• [SECÇÃO DO DOCUMENTO]:
Estamos na ponta final do período eleitoral mais negro e perigoso da nossa Democracia. Caso ganhe a coligação de direita vai continuar a política de austeridade acompanhada do aumento da pobreza e da diminuição do papel do Estado na saúde, nas reformas e nos apoios sociais.
Desejando ardentemente que perca e bem, não basta derrotar este desgraçado governo, é necessário uma alternativa que só pode ser obtida através de um entendimento das forças democráticas. Este é o problema central, caso não se entendam teremos governos fracos e de curta duração.
Os dois textos que se divulgam ajudam melhor a perceber o que está em jogo, e são mais instrutivos que os debates ideológicos e políticos com linguagem de pau que muitos não percebem.
Pessoalmente vou votar Livre/tempo de Avançar, a única coligação que à partida afirma que quer na AR desbloquear a incompreensível teimosia e falta de diálogo das forças democráticas. Não é com ódios velhos que resolvemos os problemas actuais. Precisamos de nova mentalidade e responsabilidade. Primeiro o país e os portugueses.
Opinião
A pobreza, os pobres, as políticas governamentais e as
promessas eleitorais
Maria José
Casa-Nova
01/10/2015
Vejo pobres diariamente como não via
desde a minha infância.
Por razões
profissionais, desloco-me com alguma regularidade a Lisboa. Numa das últimas
viagens, à chegada a Santa Apolónia, com o tempo à justa para a reunião de
trabalho que me esperava, almocei num pequeno restaurante existente na estação.
No final da refeição engolida
rapidamente e sem tempo para a terminar, levantei-me para pousar o tabuleiro.

• [EXCERTOS DOS REGISTOS]:

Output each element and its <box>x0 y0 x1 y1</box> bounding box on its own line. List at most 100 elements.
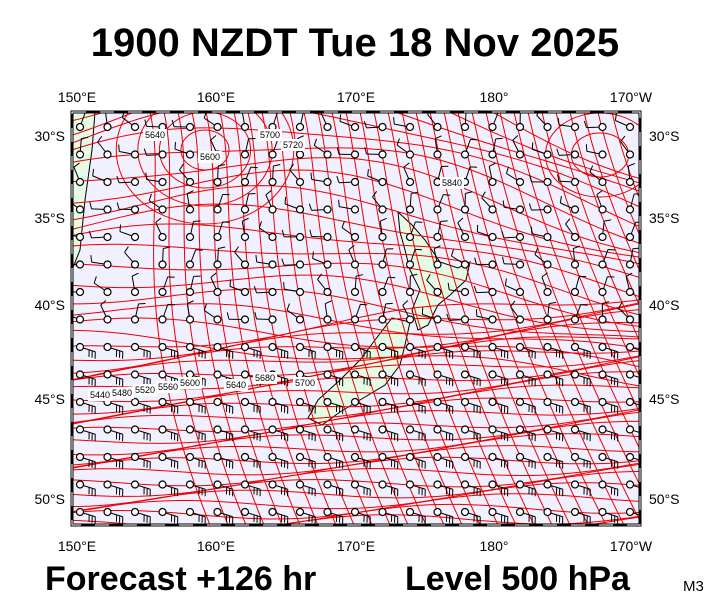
wind-station <box>132 234 139 241</box>
wind-station <box>352 371 359 378</box>
wind-barb-feather <box>120 225 121 232</box>
latitude-label: 35°S <box>34 210 65 226</box>
wind-station <box>544 426 551 433</box>
wind-station <box>544 261 551 268</box>
wind-station <box>627 289 634 296</box>
wind-station <box>104 426 111 433</box>
wind-station <box>599 124 606 131</box>
wind-barb-feather <box>339 200 340 207</box>
wind-station <box>627 454 634 461</box>
wind-station <box>159 426 166 433</box>
wind-station <box>159 151 166 158</box>
wind-station <box>434 316 441 323</box>
wind-station <box>132 426 139 433</box>
wind-station <box>572 454 579 461</box>
wind-station <box>517 509 524 516</box>
wind-station <box>187 454 194 461</box>
wind-barb-feather <box>394 117 395 124</box>
wind-station <box>104 289 111 296</box>
wind-station <box>352 289 359 296</box>
wind-station <box>462 399 469 406</box>
wind-station <box>242 399 249 406</box>
wind-station <box>187 234 194 241</box>
wind-station <box>434 261 441 268</box>
wind-station <box>572 206 579 213</box>
wind-station <box>187 289 194 296</box>
wind-station <box>269 289 276 296</box>
wind-station <box>104 316 111 323</box>
longitude-label: 150°E <box>58 538 96 554</box>
latitude-label: 30°S <box>34 128 65 144</box>
wind-station <box>489 399 496 406</box>
wind-barb-feather <box>64 227 65 234</box>
wind-station <box>627 426 634 433</box>
contour-label: 5720 <box>283 140 303 150</box>
wind-station <box>407 206 414 213</box>
wind-station <box>489 316 496 323</box>
wind-station <box>462 234 469 241</box>
contour-label: 5640 <box>145 130 165 140</box>
wind-station <box>407 454 414 461</box>
wind-station <box>627 344 634 351</box>
wind-station <box>489 509 496 516</box>
wind-station <box>214 509 221 516</box>
wind-station <box>297 509 304 516</box>
wind-station <box>544 481 551 488</box>
wind-station <box>572 399 579 406</box>
wind-station <box>269 344 276 351</box>
wind-station <box>544 344 551 351</box>
wind-station <box>379 261 386 268</box>
wind-station <box>132 289 139 296</box>
wind-station <box>352 206 359 213</box>
wind-station <box>379 289 386 296</box>
wind-station <box>159 399 166 406</box>
wind-station <box>462 509 469 516</box>
wind-station <box>132 179 139 186</box>
latitude-label: 45°S <box>34 391 65 407</box>
wind-station <box>407 399 414 406</box>
wind-station <box>489 124 496 131</box>
wind-station <box>434 371 441 378</box>
wind-station <box>599 289 606 296</box>
wind-station <box>544 124 551 131</box>
wind-station <box>599 481 606 488</box>
wind-station <box>159 371 166 378</box>
contour-label: 5600 <box>180 378 200 388</box>
wind-station <box>517 371 524 378</box>
wind-station <box>242 344 249 351</box>
wind-station <box>324 179 331 186</box>
wind-station <box>187 371 194 378</box>
wind-station <box>104 124 111 131</box>
wind-station <box>517 344 524 351</box>
wind-station <box>324 399 331 406</box>
wind-station <box>544 151 551 158</box>
wind-station <box>517 399 524 406</box>
wind-station <box>132 344 139 351</box>
wind-station <box>132 124 139 131</box>
wind-station <box>434 151 441 158</box>
wind-station <box>77 426 84 433</box>
longitude-label: 170°E <box>337 538 375 554</box>
wind-station <box>627 371 634 378</box>
wind-station <box>379 234 386 241</box>
wind-barb-feather <box>388 277 395 278</box>
wind-station <box>599 206 606 213</box>
wind-station <box>572 261 579 268</box>
wind-station <box>324 371 331 378</box>
wind-station <box>489 454 496 461</box>
wind-station <box>77 206 84 213</box>
wind-station <box>297 261 304 268</box>
wind-station <box>297 454 304 461</box>
wind-station <box>132 206 139 213</box>
wind-station <box>77 124 84 131</box>
wind-station <box>379 371 386 378</box>
wind-station <box>77 344 84 351</box>
wind-station <box>159 261 166 268</box>
wind-station <box>214 179 221 186</box>
wind-station <box>517 316 524 323</box>
wind-station <box>544 234 551 241</box>
longitude-label: 180° <box>480 89 509 105</box>
wind-station <box>572 344 579 351</box>
wind-station <box>297 234 304 241</box>
wind-station <box>489 234 496 241</box>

• [ENUNCIADO 1]:
No texto sobre as eleições e a pobreza, em que coligação declara quem escreve que vai votar?
• [ENUNCIADO 2]:
Indique se cada afirmação concorda com o texto sobre as eleições e a pobreza, citando as palavras que o decidem: (a) Se a coligação de direita ganhar, continuará a política de austeridade. (b) Para quem escreve, basta derrotar o governo. (c) O artigo de opinião tem a data de 01/10/2015.
• [ENUNCIADO 3]:
Prossiga o texto sobre as eleições e a pobreza a partir da última frase apresentada.

• [RESPOSTA 1]:
Na coligação Livre/tempo de Avançar.

• [RESPOSTA 2]:
(a) Sim: "Caso ganhe a coligação de direita vai continuar a política de austeridade".
(b) Não: "não basta derrotar este desgraçado governo".
(c) Sim: "01/10/2015".

• [RESPOSTA 3]:
Nesse momento, um senhor aproximou-se e, de forma muito delicada, perguntou:
“Desculpe, não vai comer mais? Posso ficar com o tabuleiro?” Não interessa como
reagi, mas a indignação que senti. Vejo pobres diariamente como não via desde a
minha infância. Uma pobreza mais ou menos camuflada, mais ou menos
envergonhada, mais ou menos flagrante, mas ver procurar alimento nos caixotes
do lixo ou ver pedir os restos dos alimentos de outros, gela-me o corpo e a
alma, embarga-me a garganta, rasa-me os olhos, faz doer todas as terminações
nervosas do corpo.
Nos últimos anos vimos crescer o número
de pobres e a pobreza (ver artigo meu e de outros colegas no Público de
09/06/2015, “Infâncias pobres e pobreza em Portugal como escolha política”); vimos
crescer assustadoramente as lojas sociais e as cantinas sociais. Olho-as com o
olhar de socióloga socialmente comprometida. O seu significado faz-me pensar no
país em que nos tornamos: crescimento exponencial do desemprego e consequente
crescimento exponencial da emigração (dos menos e dos mais qualificados).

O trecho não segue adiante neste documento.